◆ DATASET RECORDS
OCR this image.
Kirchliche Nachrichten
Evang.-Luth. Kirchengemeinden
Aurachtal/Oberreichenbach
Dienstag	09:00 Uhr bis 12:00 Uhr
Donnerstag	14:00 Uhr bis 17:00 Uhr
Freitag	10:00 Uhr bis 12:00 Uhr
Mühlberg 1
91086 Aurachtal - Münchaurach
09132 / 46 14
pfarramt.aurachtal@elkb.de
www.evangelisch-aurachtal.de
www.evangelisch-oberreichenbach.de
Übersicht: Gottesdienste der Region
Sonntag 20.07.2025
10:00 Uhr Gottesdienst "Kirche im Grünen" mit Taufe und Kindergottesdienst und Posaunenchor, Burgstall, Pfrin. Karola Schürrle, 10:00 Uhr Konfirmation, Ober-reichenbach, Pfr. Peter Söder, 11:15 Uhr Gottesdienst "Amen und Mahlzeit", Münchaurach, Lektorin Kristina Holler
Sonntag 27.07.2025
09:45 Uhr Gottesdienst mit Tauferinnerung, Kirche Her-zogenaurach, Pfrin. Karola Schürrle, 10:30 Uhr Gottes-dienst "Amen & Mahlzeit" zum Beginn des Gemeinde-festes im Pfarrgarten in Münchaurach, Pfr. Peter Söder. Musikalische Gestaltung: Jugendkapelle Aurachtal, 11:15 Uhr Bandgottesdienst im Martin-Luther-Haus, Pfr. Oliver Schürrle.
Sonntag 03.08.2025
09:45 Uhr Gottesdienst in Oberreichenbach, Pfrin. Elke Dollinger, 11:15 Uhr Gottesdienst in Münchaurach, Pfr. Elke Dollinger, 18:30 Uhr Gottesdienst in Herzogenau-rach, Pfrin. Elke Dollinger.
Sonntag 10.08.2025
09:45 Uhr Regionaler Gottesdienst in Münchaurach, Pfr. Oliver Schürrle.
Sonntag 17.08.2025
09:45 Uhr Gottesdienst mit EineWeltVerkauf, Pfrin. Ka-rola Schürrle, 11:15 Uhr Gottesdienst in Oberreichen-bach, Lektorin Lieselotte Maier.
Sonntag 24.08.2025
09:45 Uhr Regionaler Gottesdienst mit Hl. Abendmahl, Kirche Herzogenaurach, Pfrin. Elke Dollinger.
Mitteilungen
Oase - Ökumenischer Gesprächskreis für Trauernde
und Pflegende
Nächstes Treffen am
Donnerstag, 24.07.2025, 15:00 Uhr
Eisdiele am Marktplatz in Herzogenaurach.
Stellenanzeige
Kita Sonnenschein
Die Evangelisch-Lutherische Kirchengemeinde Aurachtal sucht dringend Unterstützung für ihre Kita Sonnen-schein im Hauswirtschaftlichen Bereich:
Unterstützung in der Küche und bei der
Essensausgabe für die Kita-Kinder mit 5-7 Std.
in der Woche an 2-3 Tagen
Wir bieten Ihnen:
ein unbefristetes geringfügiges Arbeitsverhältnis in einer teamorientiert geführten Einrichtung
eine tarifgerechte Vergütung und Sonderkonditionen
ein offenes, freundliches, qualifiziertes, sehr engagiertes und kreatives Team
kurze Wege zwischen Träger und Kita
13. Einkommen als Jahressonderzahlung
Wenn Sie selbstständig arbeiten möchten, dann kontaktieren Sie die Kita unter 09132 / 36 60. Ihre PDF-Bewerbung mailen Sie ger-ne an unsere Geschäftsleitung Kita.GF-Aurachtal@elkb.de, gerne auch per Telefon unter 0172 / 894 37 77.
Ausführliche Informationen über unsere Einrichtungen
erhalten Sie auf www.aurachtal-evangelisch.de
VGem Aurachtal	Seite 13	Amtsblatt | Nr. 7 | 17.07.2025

◆ SET PROBLEM
Quote every line of the data, word for word.

◆ RESULT OF THIS EXERCISE
OCR this image.
Kirchliche Nachrichten
Evang.-Luth. Kirchengemeinden
Aurachtal/Oberreichenbach
Dienstag	09:00 Uhr bis 12:00 Uhr
Donnerstag	14:00 Uhr bis 17:00 Uhr
Freitag	10:00 Uhr bis 12:00 Uhr
Mühlberg 1
91086 Aurachtal - Münchaurach
09132 / 46 14
pfarramt.aurachtal@elkb.de
www.evangelisch-aurachtal.de
www.evangelisch-oberreichenbach.de
Übersicht: Gottesdienste der Region
Sonntag 20.07.2025
10:00 Uhr Gottesdienst "Kirche im Grünen" mit Taufe und Kindergottesdienst und Posaunenchor, Burgstall, Pfrin. Karola Schürrle, 10:00 Uhr Konfirmation, Ober-reichenbach, Pfr. Peter Söder, 11:15 Uhr Gottesdienst "Amen und Mahlzeit", Münchaurach, Lektorin Kristina Holler
Sonntag 27.07.2025
09:45 Uhr Gottesdienst mit Tauferinnerung, Kirche Her-zogenaurach, Pfrin. Karola Schürrle, 10:30 Uhr Gottes-dienst "Amen & Mahlzeit" zum Beginn des Gemeinde-festes im Pfarrgarten in Münchaurach, Pfr. Peter Söder. Musikalische Gestaltung: Jugendkapelle Aurachtal, 11:15 Uhr Bandgottesdienst im Martin-Luther-Haus, Pfr. Oliver Schürrle.
Sonntag 03.08.2025
09:45 Uhr Gottesdienst in Oberreichenbach, Pfrin. Elke Dollinger, 11:15 Uhr Gottesdienst in Münchaurach, Pfr. Elke Dollinger, 18:30 Uhr Gottesdienst in Herzogenau-rach, Pfrin. Elke Dollinger.
Sonntag 10.08.2025
09:45 Uhr Regionaler Gottesdienst in Münchaurach, Pfr. Oliver Schürrle.
Sonntag 17.08.2025
09:45 Uhr Gottesdienst mit EineWeltVerkauf, Pfrin. Ka-rola Schürrle, 11:15 Uhr Gottesdienst in Oberreichen-bach, Lektorin Lieselotte Maier.
Sonntag 24.08.2025
09:45 Uhr Regionaler Gottesdienst mit Hl. Abendmahl, Kirche Herzogenaurach, Pfrin. Elke Dollinger.
Mitteilungen
Oase - Ökumenischer Gesprächskreis für Trauernde
und Pflegende
Nächstes Treffen am
Donnerstag, 24.07.2025, 15:00 Uhr
Eisdiele am Marktplatz in Herzogenaurach.
Stellenanzeige
Kita Sonnenschein
Die Evangelisch-Lutherische Kirchengemeinde Aurachtal sucht dringend Unterstützung für ihre Kita Sonnen-schein im Hauswirtschaftlichen Bereich:
Unterstützung in der Küche und bei der
Essensausgabe für die Kita-Kinder mit 5-7 Std.
in der Woche an 2-3 Tagen
Wir bieten Ihnen:
ein unbefristetes geringfügiges Arbeitsverhältnis in einer teamorientiert geführten Einrichtung
eine tarifgerechte Vergütung und Sonderkonditionen
ein offenes, freundliches, qualifiziertes, sehr engagiertes und kreatives Team
kurze Wege zwischen Träger und Kita
13. Einkommen als Jahressonderzahlung
Wenn Sie selbstständig arbeiten möchten, dann kontaktieren Sie die Kita unter 09132 / 36 60. Ihre PDF-Bewerbung mailen Sie ger-ne an unsere Geschäftsleitung Kita.GF-Aurachtal@elkb.de, gerne auch per Telefon unter 0172 / 894 37 77.
Ausführliche Informationen über unsere Einrichtungen
erhalten Sie auf www.aurachtal-evangelisch.de
VGem Aurachtal	Seite 13	Amtsblatt | Nr. 7 | 17.07.2025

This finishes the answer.